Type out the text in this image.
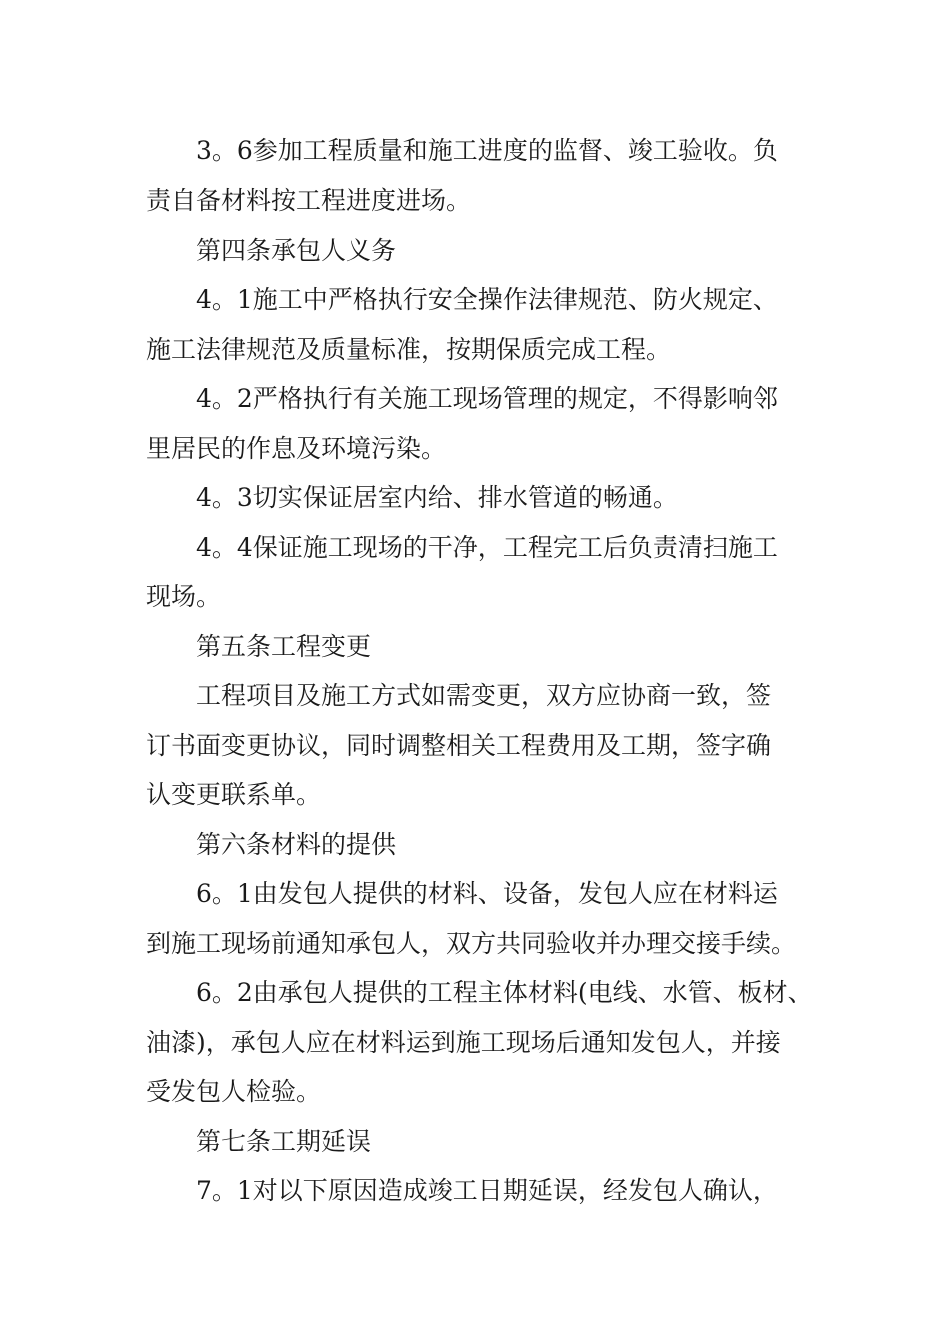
3。6参加工程质量和施工进度的监督、竣工验收。负
责自备材料按工程进度进场。
第四条承包人义务
4。1施工中严格执行安全操作法律规范、防火规定、
施工法律规范及质量标准，按期保质完成工程。
4。2严格执行有关施工现场管理的规定，不得影响邻
里居民的作息及环境污染。
4。3切实保证居室内给、排水管道的畅通。
4。4保证施工现场的干净，工程完工后负责清扫施工
现场。
第五条工程变更
工程项目及施工方式如需变更，双方应协商一致，签
订书面变更协议，同时调整相关工程费用及工期，签字确
认变更联系单。
第六条材料的提供
6。1由发包人提供的材料、设备，发包人应在材料运
到施工现场前通知承包人，双方共同验收并办理交接手续。
6。2由承包人提供的工程主体材料(电线、水管、板材、
油漆)，承包人应在材料运到施工现场后通知发包人，并接
受发包人检验。
第七条工期延误
7。1对以下原因造成竣工日期延误，经发包人确认，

----

What to produce: Quote every line word for word and keep the images out of the copy.

Response to this task:
Type out the text in this image.
3。6参加工程质量和施工进度的监督、竣工验收。负
责自备材料按工程进度进场。
第四条承包人义务
4。1施工中严格执行安全操作法律规范、防火规定、
施工法律规范及质量标准，按期保质完成工程。
4。2严格执行有关施工现场管理的规定，不得影响邻
里居民的作息及环境污染。
4。3切实保证居室内给、排水管道的畅通。
4。4保证施工现场的干净，工程完工后负责清扫施工
现场。
第五条工程变更
工程项目及施工方式如需变更，双方应协商一致，签
订书面变更协议，同时调整相关工程费用及工期，签字确
认变更联系单。
第六条材料的提供
6。1由发包人提供的材料、设备，发包人应在材料运
到施工现场前通知承包人，双方共同验收并办理交接手续。
6。2由承包人提供的工程主体材料(电线、水管、板材、
油漆)，承包人应在材料运到施工现场后通知发包人，并接
受发包人检验。
第七条工期延误
7。1对以下原因造成竣工日期延误，经发包人确认，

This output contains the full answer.